§ **OBJECTIVE**
Gather every line holding the string "make".

§ **INFORMATION PROVIDED**

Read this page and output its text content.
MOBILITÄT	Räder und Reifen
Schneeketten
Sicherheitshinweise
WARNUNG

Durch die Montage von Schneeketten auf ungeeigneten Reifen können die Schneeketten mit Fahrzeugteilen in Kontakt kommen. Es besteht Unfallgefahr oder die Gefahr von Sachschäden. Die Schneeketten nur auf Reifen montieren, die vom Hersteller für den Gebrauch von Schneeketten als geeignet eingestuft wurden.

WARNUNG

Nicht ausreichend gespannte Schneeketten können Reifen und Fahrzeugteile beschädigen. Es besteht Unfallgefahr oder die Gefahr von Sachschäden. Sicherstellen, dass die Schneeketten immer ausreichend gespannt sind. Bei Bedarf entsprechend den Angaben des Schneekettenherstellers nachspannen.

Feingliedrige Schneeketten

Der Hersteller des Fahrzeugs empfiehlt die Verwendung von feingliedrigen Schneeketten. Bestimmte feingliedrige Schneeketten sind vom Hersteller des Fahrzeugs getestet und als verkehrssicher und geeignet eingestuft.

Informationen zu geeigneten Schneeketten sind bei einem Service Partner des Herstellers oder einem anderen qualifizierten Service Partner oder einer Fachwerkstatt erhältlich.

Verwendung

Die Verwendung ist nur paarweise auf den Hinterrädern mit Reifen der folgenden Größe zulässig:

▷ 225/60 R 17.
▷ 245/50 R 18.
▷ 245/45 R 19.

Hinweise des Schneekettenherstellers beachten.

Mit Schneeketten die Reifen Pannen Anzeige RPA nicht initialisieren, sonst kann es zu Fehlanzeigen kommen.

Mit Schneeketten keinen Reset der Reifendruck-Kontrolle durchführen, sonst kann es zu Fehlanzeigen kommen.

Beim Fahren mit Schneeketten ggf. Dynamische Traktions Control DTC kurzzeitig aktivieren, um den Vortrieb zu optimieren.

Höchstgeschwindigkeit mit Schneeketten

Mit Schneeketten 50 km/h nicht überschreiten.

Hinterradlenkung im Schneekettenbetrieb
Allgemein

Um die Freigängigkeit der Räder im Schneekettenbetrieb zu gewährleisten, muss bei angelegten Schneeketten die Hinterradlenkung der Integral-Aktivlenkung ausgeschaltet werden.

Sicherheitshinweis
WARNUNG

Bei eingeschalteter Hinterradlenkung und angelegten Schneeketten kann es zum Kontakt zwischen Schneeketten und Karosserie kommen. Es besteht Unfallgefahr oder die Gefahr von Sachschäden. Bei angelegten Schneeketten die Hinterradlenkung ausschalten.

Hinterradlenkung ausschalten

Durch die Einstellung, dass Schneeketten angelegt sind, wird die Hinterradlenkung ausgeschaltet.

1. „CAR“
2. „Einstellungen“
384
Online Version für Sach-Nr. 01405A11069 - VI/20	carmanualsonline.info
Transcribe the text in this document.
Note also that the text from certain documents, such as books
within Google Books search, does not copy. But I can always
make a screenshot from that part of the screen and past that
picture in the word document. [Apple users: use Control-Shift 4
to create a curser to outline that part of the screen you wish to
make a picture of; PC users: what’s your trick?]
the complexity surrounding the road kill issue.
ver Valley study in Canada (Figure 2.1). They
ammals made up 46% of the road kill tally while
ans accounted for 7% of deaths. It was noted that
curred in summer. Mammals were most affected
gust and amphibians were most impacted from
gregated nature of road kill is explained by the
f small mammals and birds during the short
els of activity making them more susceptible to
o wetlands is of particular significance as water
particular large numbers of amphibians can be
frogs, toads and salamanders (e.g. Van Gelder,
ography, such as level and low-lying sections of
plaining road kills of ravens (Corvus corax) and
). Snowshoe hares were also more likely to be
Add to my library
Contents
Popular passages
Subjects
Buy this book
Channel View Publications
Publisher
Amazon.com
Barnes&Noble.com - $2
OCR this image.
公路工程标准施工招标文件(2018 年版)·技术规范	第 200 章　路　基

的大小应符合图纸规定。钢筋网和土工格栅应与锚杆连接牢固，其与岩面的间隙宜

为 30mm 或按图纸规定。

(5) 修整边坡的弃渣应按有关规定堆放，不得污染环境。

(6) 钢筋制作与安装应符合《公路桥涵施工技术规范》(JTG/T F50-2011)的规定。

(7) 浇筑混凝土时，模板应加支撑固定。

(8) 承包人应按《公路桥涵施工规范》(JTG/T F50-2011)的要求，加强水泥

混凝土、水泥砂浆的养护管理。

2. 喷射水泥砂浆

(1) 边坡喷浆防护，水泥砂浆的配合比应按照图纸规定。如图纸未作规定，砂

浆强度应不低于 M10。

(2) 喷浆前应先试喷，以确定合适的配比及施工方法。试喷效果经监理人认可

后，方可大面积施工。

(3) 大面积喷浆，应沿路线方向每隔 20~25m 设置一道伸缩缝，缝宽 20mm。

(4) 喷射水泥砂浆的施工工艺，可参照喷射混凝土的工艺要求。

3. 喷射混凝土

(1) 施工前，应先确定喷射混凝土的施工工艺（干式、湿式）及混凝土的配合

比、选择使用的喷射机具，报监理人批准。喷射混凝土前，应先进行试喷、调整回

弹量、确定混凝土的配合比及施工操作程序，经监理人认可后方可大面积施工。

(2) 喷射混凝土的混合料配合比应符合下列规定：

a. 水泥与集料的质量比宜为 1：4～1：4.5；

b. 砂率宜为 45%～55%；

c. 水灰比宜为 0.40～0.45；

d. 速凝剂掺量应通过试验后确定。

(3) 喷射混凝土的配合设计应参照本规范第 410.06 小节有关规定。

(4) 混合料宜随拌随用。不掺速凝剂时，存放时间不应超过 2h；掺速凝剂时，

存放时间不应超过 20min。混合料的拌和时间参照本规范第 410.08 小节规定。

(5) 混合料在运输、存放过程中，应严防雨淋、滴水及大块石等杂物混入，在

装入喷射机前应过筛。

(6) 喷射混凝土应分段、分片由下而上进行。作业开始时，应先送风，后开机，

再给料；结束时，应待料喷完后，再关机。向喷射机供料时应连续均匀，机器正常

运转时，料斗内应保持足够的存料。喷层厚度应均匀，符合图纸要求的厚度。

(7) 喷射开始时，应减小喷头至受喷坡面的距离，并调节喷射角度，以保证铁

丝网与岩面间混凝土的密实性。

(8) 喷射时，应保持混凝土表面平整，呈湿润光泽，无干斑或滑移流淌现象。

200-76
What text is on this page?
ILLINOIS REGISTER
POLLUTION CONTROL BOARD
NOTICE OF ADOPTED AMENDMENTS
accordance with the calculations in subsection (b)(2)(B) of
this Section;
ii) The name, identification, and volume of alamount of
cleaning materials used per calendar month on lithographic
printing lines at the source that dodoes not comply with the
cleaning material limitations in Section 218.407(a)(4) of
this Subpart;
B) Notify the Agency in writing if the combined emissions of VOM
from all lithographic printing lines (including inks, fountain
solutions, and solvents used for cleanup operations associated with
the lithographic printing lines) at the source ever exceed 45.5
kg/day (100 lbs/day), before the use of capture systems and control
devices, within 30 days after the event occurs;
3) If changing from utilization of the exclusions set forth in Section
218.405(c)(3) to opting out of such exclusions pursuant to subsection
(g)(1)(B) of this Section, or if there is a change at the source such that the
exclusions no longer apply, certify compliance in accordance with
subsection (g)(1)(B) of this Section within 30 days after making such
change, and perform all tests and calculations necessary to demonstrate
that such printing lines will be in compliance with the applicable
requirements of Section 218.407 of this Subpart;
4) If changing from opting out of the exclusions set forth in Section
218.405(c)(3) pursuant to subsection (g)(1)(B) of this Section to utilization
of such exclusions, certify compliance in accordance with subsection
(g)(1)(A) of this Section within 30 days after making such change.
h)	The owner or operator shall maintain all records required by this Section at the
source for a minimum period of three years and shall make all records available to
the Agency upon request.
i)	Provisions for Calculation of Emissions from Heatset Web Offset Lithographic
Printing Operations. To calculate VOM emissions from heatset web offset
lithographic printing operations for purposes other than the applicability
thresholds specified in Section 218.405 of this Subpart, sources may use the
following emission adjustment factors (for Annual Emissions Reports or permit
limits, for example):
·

§ **WRITTEN ANSWER**
make a screenshot from that part of the screen and past that
make a picture of; PC users: what’s your trick?]
source for a minimum period of three years and shall make all records available to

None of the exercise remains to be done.